* ASSIGNMENT *
Gather each line in the entries that includes the string "mellan".

[Page transcription records]
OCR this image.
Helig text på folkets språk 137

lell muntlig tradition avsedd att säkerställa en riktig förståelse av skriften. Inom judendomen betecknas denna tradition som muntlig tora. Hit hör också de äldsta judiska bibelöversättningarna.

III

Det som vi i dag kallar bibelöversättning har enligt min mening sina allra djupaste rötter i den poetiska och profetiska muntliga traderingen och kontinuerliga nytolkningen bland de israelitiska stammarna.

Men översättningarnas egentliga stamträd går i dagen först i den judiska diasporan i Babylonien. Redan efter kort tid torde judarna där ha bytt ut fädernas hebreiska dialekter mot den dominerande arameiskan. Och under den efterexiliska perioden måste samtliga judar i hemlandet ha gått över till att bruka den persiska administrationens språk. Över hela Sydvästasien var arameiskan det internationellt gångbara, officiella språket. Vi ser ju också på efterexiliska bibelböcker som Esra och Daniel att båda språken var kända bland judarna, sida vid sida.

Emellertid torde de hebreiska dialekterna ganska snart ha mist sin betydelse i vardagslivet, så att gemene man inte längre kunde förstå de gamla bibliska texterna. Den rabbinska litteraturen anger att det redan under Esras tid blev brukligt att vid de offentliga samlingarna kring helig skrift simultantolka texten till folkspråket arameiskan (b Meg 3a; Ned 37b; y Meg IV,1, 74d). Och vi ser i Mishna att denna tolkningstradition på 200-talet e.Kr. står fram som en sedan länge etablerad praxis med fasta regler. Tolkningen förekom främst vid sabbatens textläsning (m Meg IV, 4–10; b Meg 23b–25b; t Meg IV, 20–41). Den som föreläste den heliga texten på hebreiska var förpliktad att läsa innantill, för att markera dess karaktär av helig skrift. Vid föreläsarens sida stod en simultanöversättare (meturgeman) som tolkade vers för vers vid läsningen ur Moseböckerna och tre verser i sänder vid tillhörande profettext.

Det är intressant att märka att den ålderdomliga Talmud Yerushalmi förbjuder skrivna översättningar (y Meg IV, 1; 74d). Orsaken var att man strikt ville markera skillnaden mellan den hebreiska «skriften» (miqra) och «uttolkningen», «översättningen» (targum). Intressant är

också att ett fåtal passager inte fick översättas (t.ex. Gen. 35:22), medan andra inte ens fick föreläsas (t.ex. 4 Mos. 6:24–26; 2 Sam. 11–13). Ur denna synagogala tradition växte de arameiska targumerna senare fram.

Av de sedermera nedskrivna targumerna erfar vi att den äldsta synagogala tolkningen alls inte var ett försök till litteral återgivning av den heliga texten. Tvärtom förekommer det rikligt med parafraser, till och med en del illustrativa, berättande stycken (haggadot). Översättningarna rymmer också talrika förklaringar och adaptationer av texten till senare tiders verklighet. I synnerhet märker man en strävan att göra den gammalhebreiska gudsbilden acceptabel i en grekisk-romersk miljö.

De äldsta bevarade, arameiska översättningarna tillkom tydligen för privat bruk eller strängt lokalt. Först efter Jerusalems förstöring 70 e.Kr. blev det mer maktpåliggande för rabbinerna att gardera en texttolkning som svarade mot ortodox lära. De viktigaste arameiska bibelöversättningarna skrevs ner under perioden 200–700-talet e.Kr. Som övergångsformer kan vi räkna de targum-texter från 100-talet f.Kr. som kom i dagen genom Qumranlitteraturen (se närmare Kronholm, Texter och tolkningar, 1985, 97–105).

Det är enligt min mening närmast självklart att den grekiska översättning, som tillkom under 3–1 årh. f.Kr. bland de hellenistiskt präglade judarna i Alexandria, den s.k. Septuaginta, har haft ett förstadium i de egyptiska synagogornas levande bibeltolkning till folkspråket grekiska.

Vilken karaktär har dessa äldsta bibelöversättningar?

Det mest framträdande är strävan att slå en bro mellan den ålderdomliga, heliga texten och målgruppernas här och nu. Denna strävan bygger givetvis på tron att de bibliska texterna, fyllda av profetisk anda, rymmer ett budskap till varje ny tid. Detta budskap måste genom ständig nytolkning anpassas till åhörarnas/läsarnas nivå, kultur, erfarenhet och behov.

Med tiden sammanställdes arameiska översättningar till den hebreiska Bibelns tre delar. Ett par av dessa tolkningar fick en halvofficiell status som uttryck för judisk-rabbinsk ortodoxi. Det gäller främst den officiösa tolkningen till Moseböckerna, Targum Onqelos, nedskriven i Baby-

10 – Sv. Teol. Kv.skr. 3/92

* RESPONSE TO THIS EXERCISE *
Det är intressant att märka att den ålderdomliga Talmud Yerushalmi förbjuder skrivna översättningar (y Meg IV, 1; 74d). Orsaken var att man strikt ville markera skillnaden mellan den hebreiska «skriften» (miqra) och «uttolkningen», «översättningen» (targum). Intressant är
Det mest framträdande är strävan att slå en bro mellan den ålderdomliga, heliga texten och målgruppernas här och nu. Denna strävan bygger givetvis på tron att de bibliska texterna, fyllda av profetisk anda, rymmer ett budskap till varje ny tid. Detta budskap måste genom ständig nytolkning anpassas till åhörarnas/läsarnas nivå, kultur, erfarenhet och behov.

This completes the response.